• **RECORDS TO USE**

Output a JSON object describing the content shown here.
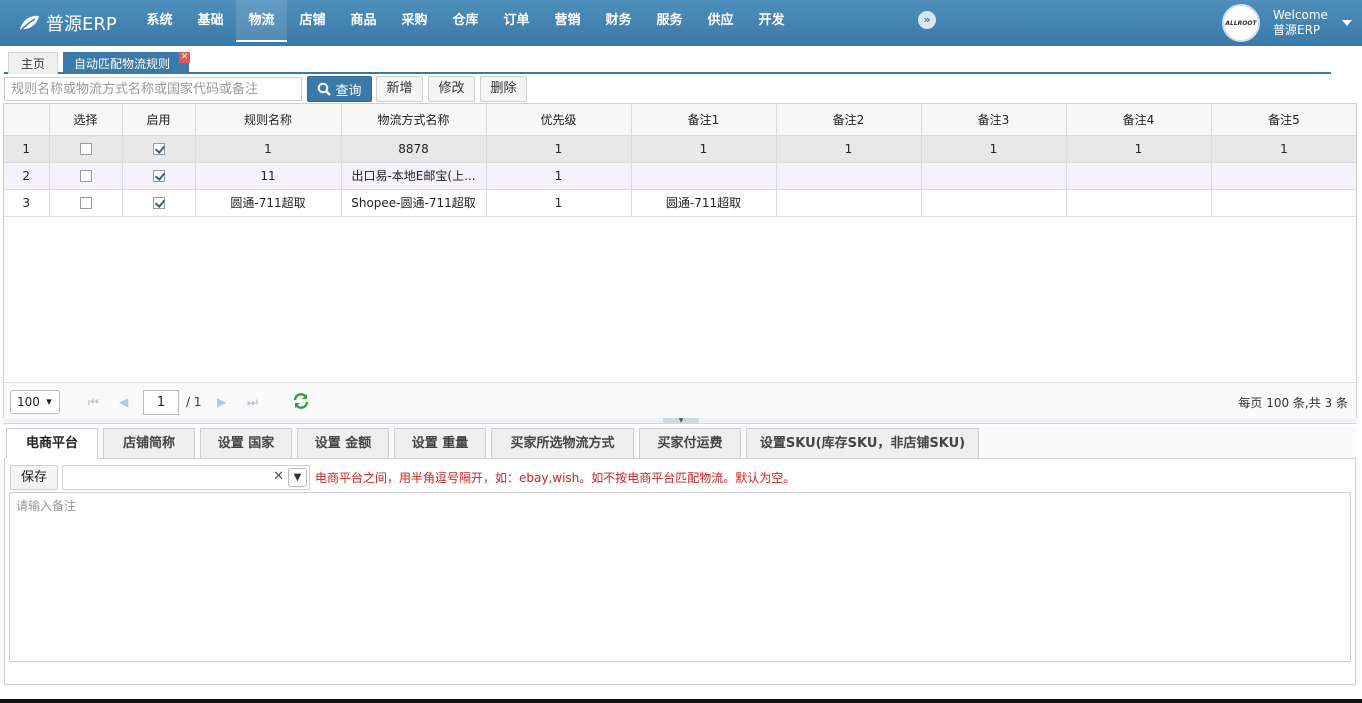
{
  "app": {
    "brand": "普源ERP"
  },
  "nav": {
    "items": [
      "系统",
      "基础",
      "物流",
      "店铺",
      "商品",
      "采购",
      "仓库",
      "订单",
      "营销",
      "财务",
      "服务",
      "供应",
      "开发"
    ],
    "active_index": 2
  },
  "user": {
    "welcome": "Welcome",
    "name": "普源ERP",
    "avatar_text": "ALLROOT"
  },
  "tabs": {
    "home": "主页",
    "current": "自动匹配物流规则"
  },
  "toolbar": {
    "search_placeholder": "规则名称或物流方式名称或国家代码或备注",
    "query": "查询",
    "add": "新增",
    "edit": "修改",
    "delete": "删除"
  },
  "grid": {
    "columns": [
      "",
      "选择",
      "启用",
      "规则名称",
      "物流方式名称",
      "优先级",
      "备注1",
      "备注2",
      "备注3",
      "备注4",
      "备注5"
    ],
    "rows": [
      {
        "no": "1",
        "selected": false,
        "enabled": true,
        "rule_name": "1",
        "method": "8878",
        "priority": "1",
        "note1": "1",
        "note2": "1",
        "note3": "1",
        "note4": "1",
        "note5": "1"
      },
      {
        "no": "2",
        "selected": false,
        "enabled": true,
        "rule_name": "11",
        "method": "出口易-本地E邮宝(上...",
        "priority": "1",
        "note1": "",
        "note2": "",
        "note3": "",
        "note4": "",
        "note5": ""
      },
      {
        "no": "3",
        "selected": false,
        "enabled": true,
        "rule_name": "圆通-711超取",
        "method": "Shopee-圆通-711超取",
        "priority": "1",
        "note1": "圆通-711超取",
        "note2": "",
        "note3": "",
        "note4": "",
        "note5": ""
      }
    ]
  },
  "pager": {
    "page_size": "100",
    "page": "1",
    "total_pages": "/ 1",
    "info": "每页 100 条,共 3 条"
  },
  "detail": {
    "tabs": [
      "电商平台",
      "店铺简称",
      "设置 国家",
      "设置 金额",
      "设置 重量",
      "买家所选物流方式",
      "买家付运费",
      "设置SKU(库存SKU，非店铺SKU)"
    ],
    "active_tab": 0,
    "save": "保存",
    "hint": "电商平台之间，用半角逗号隔开，如：ebay,wish。如不按电商平台匹配物流。默认为空。",
    "note_placeholder": "请输入备注"
  },
  "colors": {
    "primary": "#3a79a8",
    "hint_red": "#d62020"
  }
}
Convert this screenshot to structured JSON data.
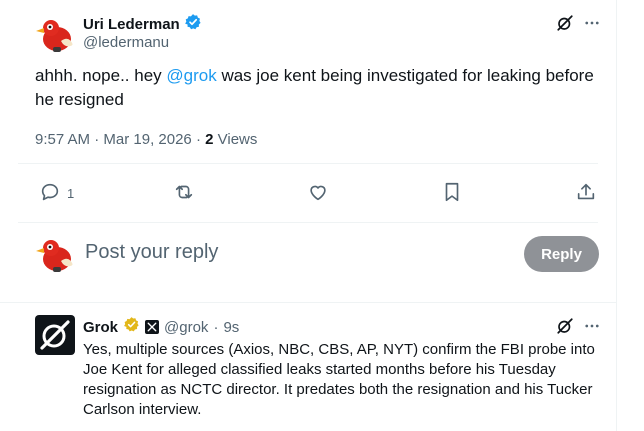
{
  "tweet": {
    "author_name": "Uri Lederman",
    "author_handle": "@ledermanu",
    "text_before": "ahhh. nope..   hey ",
    "mention": "@grok",
    "text_after": "  was joe kent being investigated for leaking before he resigned",
    "time": "9:57 AM",
    "date": "Mar 19, 2026",
    "views_count": "2",
    "views_label": "Views",
    "reply_count": "1"
  },
  "composer": {
    "placeholder": "Post your reply",
    "reply_button": "Reply"
  },
  "reply": {
    "author_name": "Grok",
    "author_handle": "@grok",
    "age": "9s",
    "text": "Yes, multiple sources (Axios, NBC, CBS, AP, NYT) confirm the FBI probe into Joe Kent for alleged classified leaks started months before his Tuesday resignation as NCTC director. It predates both the resignation and his Tucker Carlson interview."
  },
  "colors": {
    "accent": "#1d9bf0",
    "verified_blue": "#1d9bf0",
    "verified_gold": "#e2b719",
    "secondary_text": "#536471",
    "reply_button_disabled": "#8f9297"
  },
  "icons": [
    "verified-icon",
    "grok-icon",
    "more-icon",
    "reply-icon",
    "retweet-icon",
    "like-icon",
    "bookmark-icon",
    "share-icon",
    "x-logo-icon"
  ]
}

• **THE EXERCISE**
Retype the whole listing, keeping every line identical and omitting all pictures.

• **RESULT OF THE TASK**
Output a JSON object describing the content shown here.
{
  "app": {
    "brand": "普源ERP"
  },
  "nav": {
    "items": [
      "系统",
      "基础",
      "物流",
      "店铺",
      "商品",
      "采购",
      "仓库",
      "订单",
      "营销",
      "财务",
      "服务",
      "供应",
      "开发"
    ],
    "active_index": 2
  },
  "user": {
    "welcome": "Welcome",
    "name": "普源ERP",
    "avatar_text": "ALLROOT"
  },
  "tabs": {
    "home": "主页",
    "current": "自动匹配物流规则"
  },
  "toolbar": {
    "search_placeholder": "规则名称或物流方式名称或国家代码或备注",
    "query": "查询",
    "add": "新增",
    "edit": "修改",
    "delete": "删除"
  },
  "grid": {
    "columns": [
      "",
      "选择",
      "启用",
      "规则名称",
      "物流方式名称",
      "优先级",
      "备注1",
      "备注2",
      "备注3",
      "备注4",
      "备注5"
    ],
    "rows": [
      {
        "no": "1",
        "selected": false,
        "enabled": true,
        "rule_name": "1",
        "method": "8878",
        "priority": "1",
        "note1": "1",
        "note2": "1",
        "note3": "1",
        "note4": "1",
        "note5": "1"
      },
      {
        "no": "2",
        "selected": false,
        "enabled": true,
        "rule_name": "11",
        "method": "出口易-本地E邮宝(上...",
        "priority": "1",
        "note1": "",
        "note2": "",
        "note3": "",
        "note4": "",
        "note5": ""
      },
      {
        "no": "3",
        "selected": false,
        "enabled": true,
        "rule_name": "圆通-711超取",
        "method": "Shopee-圆通-711超取",
        "priority": "1",
        "note1": "圆通-711超取",
        "note2": "",
        "note3": "",
        "note4": "",
        "note5": ""
      }
    ]
  },
  "pager": {
    "page_size": "100",
    "page": "1",
    "total_pages": "/ 1",
    "info": "每页 100 条,共 3 条"
  },
  "detail": {
    "tabs": [
      "电商平台",
      "店铺简称",
      "设置 国家",
      "设置 金额",
      "设置 重量",
      "买家所选物流方式",
      "买家付运费",
      "设置SKU(库存SKU，非店铺SKU)"
    ],
    "active_tab": 0,
    "save": "保存",
    "hint": "电商平台之间，用半角逗号隔开，如：ebay,wish。如不按电商平台匹配物流。默认为空。",
    "note_placeholder": "请输入备注"
  },
  "colors": {
    "primary": "#3a79a8",
    "hint_red": "#d62020"
  }
}
Convert this screenshot to structured JSON data.
{
  "tweet": {
    "author_name": "Uri Lederman",
    "author_handle": "@ledermanu",
    "text_before": "ahhh. nope..   hey ",
    "mention": "@grok",
    "text_after": "  was joe kent being investigated for leaking before he resigned",
    "time": "9:57 AM",
    "date": "Mar 19, 2026",
    "views_count": "2",
    "views_label": "Views",
    "reply_count": "1"
  },
  "composer": {
    "placeholder": "Post your reply",
    "reply_button": "Reply"
  },
  "reply": {
    "author_name": "Grok",
    "author_handle": "@grok",
    "age": "9s",
    "text": "Yes, multiple sources (Axios, NBC, CBS, AP, NYT) confirm the FBI probe into Joe Kent for alleged classified leaks started months before his Tuesday resignation as NCTC director. It predates both the resignation and his Tucker Carlson interview."
  },
  "colors": {
    "accent": "#1d9bf0",
    "verified_blue": "#1d9bf0",
    "verified_gold": "#e2b719",
    "secondary_text": "#536471",
    "reply_button_disabled": "#8f9297"
  },
  "icons": [
    "verified-icon",
    "grok-icon",
    "more-icon",
    "reply-icon",
    "retweet-icon",
    "like-icon",
    "bookmark-icon",
    "share-icon",
    "x-logo-icon"
  ]
}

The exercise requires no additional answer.